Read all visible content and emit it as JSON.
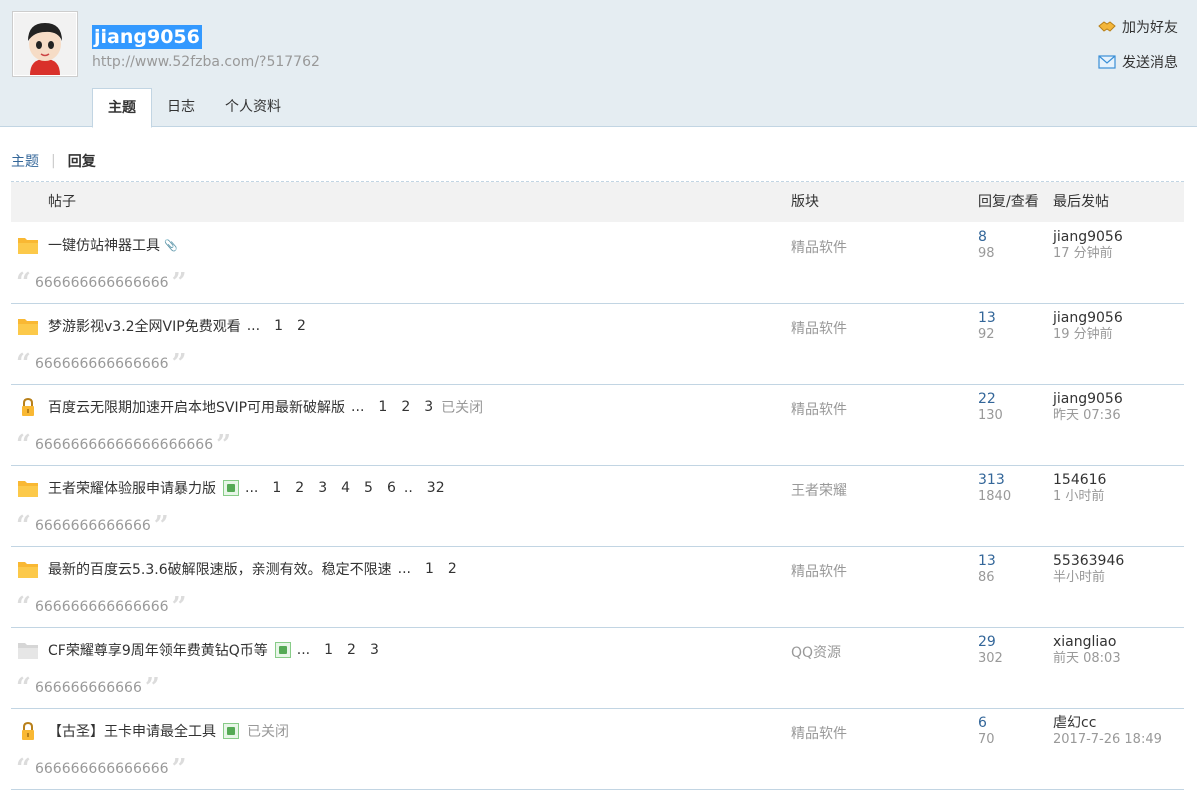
{
  "profile": {
    "username": "jiang9056",
    "url": "http://www.52fzba.com/?517762",
    "actions": {
      "add_friend": "加为好友",
      "send_message": "发送消息"
    },
    "tabs": [
      "主题",
      "日志",
      "个人资料"
    ]
  },
  "subnav": {
    "topics": "主题",
    "replies": "回复"
  },
  "table": {
    "headers": {
      "post": "帖子",
      "forum": "版块",
      "reply_view": "回复/查看",
      "last_post": "最后发帖"
    },
    "rows": [
      {
        "icon": "folder-icon",
        "title": "一键仿站神器工具",
        "attachment": true,
        "has_image": false,
        "pages": [],
        "closed": "",
        "forum": "精品软件",
        "replies": "8",
        "views": "98",
        "last_user": "jiang9056",
        "last_time": "17 分钟前",
        "quote": "666666666666666"
      },
      {
        "icon": "folder-icon",
        "title": "梦游影视v3.2全网VIP免费观看",
        "attachment": false,
        "has_image": false,
        "pages": [
          "...",
          "1",
          "2"
        ],
        "closed": "",
        "forum": "精品软件",
        "replies": "13",
        "views": "92",
        "last_user": "jiang9056",
        "last_time": "19 分钟前",
        "quote": "666666666666666"
      },
      {
        "icon": "lock-icon",
        "title": "百度云无限期加速开启本地SVIP可用最新破解版",
        "attachment": false,
        "has_image": false,
        "pages": [
          "...",
          "1",
          "2",
          "3"
        ],
        "closed": "已关闭",
        "forum": "精品软件",
        "replies": "22",
        "views": "130",
        "last_user": "jiang9056",
        "last_time": "昨天 07:36",
        "quote": "66666666666666666666"
      },
      {
        "icon": "folder-icon",
        "title": "王者荣耀体验服申请暴力版",
        "attachment": false,
        "has_image": true,
        "pages": [
          "...",
          "1",
          "2",
          "3",
          "4",
          "5",
          "6",
          "..",
          "32"
        ],
        "closed": "",
        "forum": "王者荣耀",
        "replies": "313",
        "views": "1840",
        "last_user": "154616",
        "last_time": "1 小时前",
        "quote": "6666666666666"
      },
      {
        "icon": "folder-icon",
        "title": "最新的百度云5.3.6破解限速版，亲测有效。稳定不限速",
        "attachment": false,
        "has_image": false,
        "pages": [
          "...",
          "1",
          "2"
        ],
        "closed": "",
        "forum": "精品软件",
        "replies": "13",
        "views": "86",
        "last_user": "55363946",
        "last_time": "半小时前",
        "quote": "666666666666666"
      },
      {
        "icon": "file-icon",
        "title": "CF荣耀尊享9周年领年费黄钻Q币等",
        "attachment": false,
        "has_image": true,
        "pages": [
          "...",
          "1",
          "2",
          "3"
        ],
        "closed": "",
        "forum": "QQ资源",
        "replies": "29",
        "views": "302",
        "last_user": "xiangliao",
        "last_time": "前天 08:03",
        "quote": "666666666666"
      },
      {
        "icon": "lock-icon",
        "title": "【古圣】王卡申请最全工具",
        "attachment": false,
        "has_image": true,
        "pages": [],
        "closed": "已关闭",
        "forum": "精品软件",
        "replies": "6",
        "views": "70",
        "last_user": "虐幻cc",
        "last_time": "2017-7-26 18:49",
        "quote": "666666666666666"
      }
    ]
  },
  "colors": {
    "header_bg": "#e5edf2",
    "border": "#c2d5e3",
    "link": "#336699",
    "muted": "#999999",
    "folder": "#f9b833",
    "selection": "#3399ff"
  }
}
++++++++++++++++++++
* [DIRECTIONS FOR THIS TASK]:
Quote the records in their entirety, keeping the wording exact and excluding pictures.

* [FINAL RESULT]:
Read all visible content and emit it as JSON.
{
  "profile": {
    "username": "jiang9056",
    "url": "http://www.52fzba.com/?517762",
    "actions": {
      "add_friend": "加为好友",
      "send_message": "发送消息"
    },
    "tabs": [
      "主题",
      "日志",
      "个人资料"
    ]
  },
  "subnav": {
    "topics": "主题",
    "replies": "回复"
  },
  "table": {
    "headers": {
      "post": "帖子",
      "forum": "版块",
      "reply_view": "回复/查看",
      "last_post": "最后发帖"
    },
    "rows": [
      {
        "icon": "folder-icon",
        "title": "一键仿站神器工具",
        "attachment": true,
        "has_image": false,
        "pages": [],
        "closed": "",
        "forum": "精品软件",
        "replies": "8",
        "views": "98",
        "last_user": "jiang9056",
        "last_time": "17 分钟前",
        "quote": "666666666666666"
      },
      {
        "icon": "folder-icon",
        "title": "梦游影视v3.2全网VIP免费观看",
        "attachment": false,
        "has_image": false,
        "pages": [
          "...",
          "1",
          "2"
        ],
        "closed": "",
        "forum": "精品软件",
        "replies": "13",
        "views": "92",
        "last_user": "jiang9056",
        "last_time": "19 分钟前",
        "quote": "666666666666666"
      },
      {
        "icon": "lock-icon",
        "title": "百度云无限期加速开启本地SVIP可用最新破解版",
        "attachment": false,
        "has_image": false,
        "pages": [
          "...",
          "1",
          "2",
          "3"
        ],
        "closed": "已关闭",
        "forum": "精品软件",
        "replies": "22",
        "views": "130",
        "last_user": "jiang9056",
        "last_time": "昨天 07:36",
        "quote": "66666666666666666666"
      },
      {
        "icon": "folder-icon",
        "title": "王者荣耀体验服申请暴力版",
        "attachment": false,
        "has_image": true,
        "pages": [
          "...",
          "1",
          "2",
          "3",
          "4",
          "5",
          "6",
          "..",
          "32"
        ],
        "closed": "",
        "forum": "王者荣耀",
        "replies": "313",
        "views": "1840",
        "last_user": "154616",
        "last_time": "1 小时前",
        "quote": "6666666666666"
      },
      {
        "icon": "folder-icon",
        "title": "最新的百度云5.3.6破解限速版，亲测有效。稳定不限速",
        "attachment": false,
        "has_image": false,
        "pages": [
          "...",
          "1",
          "2"
        ],
        "closed": "",
        "forum": "精品软件",
        "replies": "13",
        "views": "86",
        "last_user": "55363946",
        "last_time": "半小时前",
        "quote": "666666666666666"
      },
      {
        "icon": "file-icon",
        "title": "CF荣耀尊享9周年领年费黄钻Q币等",
        "attachment": false,
        "has_image": true,
        "pages": [
          "...",
          "1",
          "2",
          "3"
        ],
        "closed": "",
        "forum": "QQ资源",
        "replies": "29",
        "views": "302",
        "last_user": "xiangliao",
        "last_time": "前天 08:03",
        "quote": "666666666666"
      },
      {
        "icon": "lock-icon",
        "title": "【古圣】王卡申请最全工具",
        "attachment": false,
        "has_image": true,
        "pages": [],
        "closed": "已关闭",
        "forum": "精品软件",
        "replies": "6",
        "views": "70",
        "last_user": "虐幻cc",
        "last_time": "2017-7-26 18:49",
        "quote": "666666666666666"
      }
    ]
  },
  "colors": {
    "header_bg": "#e5edf2",
    "border": "#c2d5e3",
    "link": "#336699",
    "muted": "#999999",
    "folder": "#f9b833",
    "selection": "#3399ff"
  }
}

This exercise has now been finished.